Extend the post on psychological abuse and its effects on the body, picking up after its last sentence.

GIVEN TEXT:

★ ★ ★ ★ ★ ★ ★

*Warning: While any form of abuse will absolutely affect your physical body, this post focuses mainly on domestic abuse. The following information may be triggering if you are recovering from abuse, dealing with PTSD resulting from abuse, or are currently experiencing abuse. Please please take care of yourself, which could mean anything from not reading this post to connecting with your mental health professional. There are resources at the end of this post for getting help.*
No woman should ever have to suffer the wrath of her spouse or partner or loved one. I’ve experienced abuse in my own life, from both a family member and an ex-boyfriend. Also, a dear family member was murdered this year in an act of domestic violence. To say I am familiar with the topic is an understatement. Since entering anorexia recovery in 2014, I’ve had to face and heal from the psychological effects of abuse and understand how it affected my physical body and contributed to my eating disorder.
When we talk about domestic abuse, we usually think of the violent, physical assault that leaves obvious marks to the body. Another kind of abuse that is just as devastating because the damage is so insidious and cruelly clever is psychological abuse. This includes both mental and emotional abuse. It’s not nearly as obvious on the outside because there are no bruises, but both the mind and body are experiencing trauma and responding internally.
Psychological abuse is the same as physical abuse except instead of hitting, punching, throwing, or kicking, the abuser wields control using emotions, criticism, insulting words and threats, blame, belittling, tracking, and name calling. Over time, without even realizing it’s happening, you are living in a constant and heightened state of anxiety, low self esteem, doubt, and fear of wrong-doing. Yet you feel “normal.” Especially in the times your abuser is loving and kind. If you’ve ever heard yourself say “He’s great sometimes and even fun when he isn’t mad or upset. So it isn’t always bad,” then there is a good chance you are in a “normalized” abusive relationship.
It’s exhausting and stressful to tend to life, (children, housework, career work, school and school work, social connections, financial responsibilities, volunteering, errands, etc.) while also trying to maintain the expectations of an abuser. Living with an abuser requires constant management and tempering of the environment so as to not upset the abuser OR in reaction to your abuser when he is upset (and likely blaming you for whatever is upsetting him). Constantly walking on eggshells to appease an abuser distracts and disconnects you from your own body and emotions.

★ ★ ★ ★ ★ ★ ★

RECORDS SUPPLIED:
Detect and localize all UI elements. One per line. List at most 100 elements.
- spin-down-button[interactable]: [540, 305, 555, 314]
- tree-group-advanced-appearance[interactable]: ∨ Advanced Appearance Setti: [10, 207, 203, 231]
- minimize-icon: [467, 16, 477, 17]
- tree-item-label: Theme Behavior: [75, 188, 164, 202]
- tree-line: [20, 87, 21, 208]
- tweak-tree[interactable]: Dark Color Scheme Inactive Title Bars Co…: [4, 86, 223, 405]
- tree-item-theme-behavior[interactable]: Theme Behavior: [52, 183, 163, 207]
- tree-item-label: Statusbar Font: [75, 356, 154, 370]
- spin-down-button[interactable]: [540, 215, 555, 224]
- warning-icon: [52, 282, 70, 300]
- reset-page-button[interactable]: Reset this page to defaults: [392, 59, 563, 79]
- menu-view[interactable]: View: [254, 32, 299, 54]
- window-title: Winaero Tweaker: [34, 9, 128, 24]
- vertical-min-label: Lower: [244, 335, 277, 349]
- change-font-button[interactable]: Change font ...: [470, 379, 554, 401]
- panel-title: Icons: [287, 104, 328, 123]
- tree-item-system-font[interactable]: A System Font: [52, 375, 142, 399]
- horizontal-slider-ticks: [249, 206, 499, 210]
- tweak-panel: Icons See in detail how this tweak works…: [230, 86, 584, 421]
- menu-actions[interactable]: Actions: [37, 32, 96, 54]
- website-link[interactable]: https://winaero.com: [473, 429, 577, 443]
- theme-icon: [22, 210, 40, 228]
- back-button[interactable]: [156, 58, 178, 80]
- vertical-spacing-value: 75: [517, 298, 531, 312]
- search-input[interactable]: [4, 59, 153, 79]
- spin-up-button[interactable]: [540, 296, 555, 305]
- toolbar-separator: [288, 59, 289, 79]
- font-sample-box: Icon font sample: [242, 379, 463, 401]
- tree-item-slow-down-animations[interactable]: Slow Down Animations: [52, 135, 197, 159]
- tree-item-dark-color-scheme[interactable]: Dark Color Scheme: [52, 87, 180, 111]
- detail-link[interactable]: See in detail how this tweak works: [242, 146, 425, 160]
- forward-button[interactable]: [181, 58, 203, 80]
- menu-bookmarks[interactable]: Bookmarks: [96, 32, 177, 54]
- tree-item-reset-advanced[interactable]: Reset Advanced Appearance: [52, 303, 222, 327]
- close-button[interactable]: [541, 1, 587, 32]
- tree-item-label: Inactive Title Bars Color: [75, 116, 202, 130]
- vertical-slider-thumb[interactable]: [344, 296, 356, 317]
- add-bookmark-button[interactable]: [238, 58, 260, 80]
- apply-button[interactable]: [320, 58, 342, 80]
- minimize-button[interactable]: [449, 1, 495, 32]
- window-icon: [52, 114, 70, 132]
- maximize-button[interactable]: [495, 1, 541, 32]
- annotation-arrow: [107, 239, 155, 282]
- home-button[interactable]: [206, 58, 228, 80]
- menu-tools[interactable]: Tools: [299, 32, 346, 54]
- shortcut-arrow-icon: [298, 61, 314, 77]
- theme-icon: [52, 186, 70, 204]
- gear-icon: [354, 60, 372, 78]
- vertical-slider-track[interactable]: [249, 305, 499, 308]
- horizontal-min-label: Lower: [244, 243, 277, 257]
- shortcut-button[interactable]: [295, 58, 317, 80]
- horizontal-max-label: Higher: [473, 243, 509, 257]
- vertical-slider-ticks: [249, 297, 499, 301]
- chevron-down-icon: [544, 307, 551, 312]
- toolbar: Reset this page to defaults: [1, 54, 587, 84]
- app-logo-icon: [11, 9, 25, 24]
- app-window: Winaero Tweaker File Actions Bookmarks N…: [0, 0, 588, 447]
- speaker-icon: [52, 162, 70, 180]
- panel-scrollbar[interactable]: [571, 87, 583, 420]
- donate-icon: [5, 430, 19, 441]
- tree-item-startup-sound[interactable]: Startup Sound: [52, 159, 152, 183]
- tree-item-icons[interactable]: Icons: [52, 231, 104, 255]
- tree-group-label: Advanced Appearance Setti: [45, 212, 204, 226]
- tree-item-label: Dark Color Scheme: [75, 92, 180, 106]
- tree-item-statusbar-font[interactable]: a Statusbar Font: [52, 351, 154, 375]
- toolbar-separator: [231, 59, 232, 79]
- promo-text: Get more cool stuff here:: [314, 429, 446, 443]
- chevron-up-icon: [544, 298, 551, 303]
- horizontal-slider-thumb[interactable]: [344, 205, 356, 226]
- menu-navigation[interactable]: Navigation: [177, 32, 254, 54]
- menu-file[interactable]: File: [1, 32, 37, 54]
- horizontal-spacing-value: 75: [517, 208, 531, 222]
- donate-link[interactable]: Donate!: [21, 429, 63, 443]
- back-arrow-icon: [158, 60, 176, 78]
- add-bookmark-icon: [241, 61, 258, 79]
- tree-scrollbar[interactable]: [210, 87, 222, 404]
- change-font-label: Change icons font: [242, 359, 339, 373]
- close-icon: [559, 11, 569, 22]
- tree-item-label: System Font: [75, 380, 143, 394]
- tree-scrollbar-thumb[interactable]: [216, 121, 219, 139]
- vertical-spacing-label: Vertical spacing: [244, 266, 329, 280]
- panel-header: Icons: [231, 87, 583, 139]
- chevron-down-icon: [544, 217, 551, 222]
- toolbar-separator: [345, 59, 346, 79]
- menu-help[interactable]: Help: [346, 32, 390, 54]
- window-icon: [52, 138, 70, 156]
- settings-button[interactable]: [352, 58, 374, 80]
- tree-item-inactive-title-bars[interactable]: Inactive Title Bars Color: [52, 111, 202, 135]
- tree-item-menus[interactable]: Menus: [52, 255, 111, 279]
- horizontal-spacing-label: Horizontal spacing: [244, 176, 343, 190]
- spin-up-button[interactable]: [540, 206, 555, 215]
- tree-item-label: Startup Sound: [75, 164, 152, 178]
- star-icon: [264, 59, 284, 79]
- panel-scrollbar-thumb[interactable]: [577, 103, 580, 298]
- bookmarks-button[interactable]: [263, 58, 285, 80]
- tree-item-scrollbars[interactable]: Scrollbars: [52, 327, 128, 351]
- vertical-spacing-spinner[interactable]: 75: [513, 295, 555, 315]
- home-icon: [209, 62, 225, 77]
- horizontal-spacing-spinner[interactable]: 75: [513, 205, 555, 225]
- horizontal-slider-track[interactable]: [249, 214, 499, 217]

★ ★ ★ ★ ★ ★ ★

OUTPUT:
Psychological abuse causes a plethora of physical and mental ailments, including but not limited to, post traumatic stress disorder, anxiety, adrenal fatigue , over/under eating, sleep deprivation, gastrointestinal upset, and depression. You may not understand why you have aches and pains all the time, trouble with your skin (dry skin, acne breakouts, rashes), constant tiredness, weight gain or weight loss, or repeated illness. It’s easy to blame yourself, that maybe you need to eat better, exercise more, go on a diet or a cleanse. What’s really happening, though, is your body is trying to tell you that you’re stressed, there are emotions that need processing, and it needs rest. Taking care of yourself is not an option in an abusive relationship because all your effort is pored into taking care of the abuser and what he expects of you. Depending on how damaged your self-esteem is, you may even feel like you don’t deserve to take care of yourself or you aren’t even worth that precious care.
For the record, and whether you believe me or not, you do deserve self-love and you are worth the investment of time and care.
The first step to getting healthy is not a diet but getting help. It’s easy for people around you to say “Just leave. Why do you stay?” But I know from experience, it’s not that easy. Where are you going to go if your abuser has tabs on you? You can’t do it by yourself. Here are some suggestions to get you moving toward healing:
For immediate help and counsel:
- National Coalition Against Domestic Violence: https://ncadv.org/get-help
- National Domestic Violence Hotline (this one has an online chat option): http://www.thehotline.org/help/
Seek counsel from a local domestic abuse therapist.
Seek refuge in a local woman’s shelter.
Reach out to a pastor at a local church.
Your body is talking to you, warning you, and trying to protect you as you endure abuse and the psychological effects it’s having on your mind and heart. Not because you are doing anything wrong, but because someone else is doing wrong to you.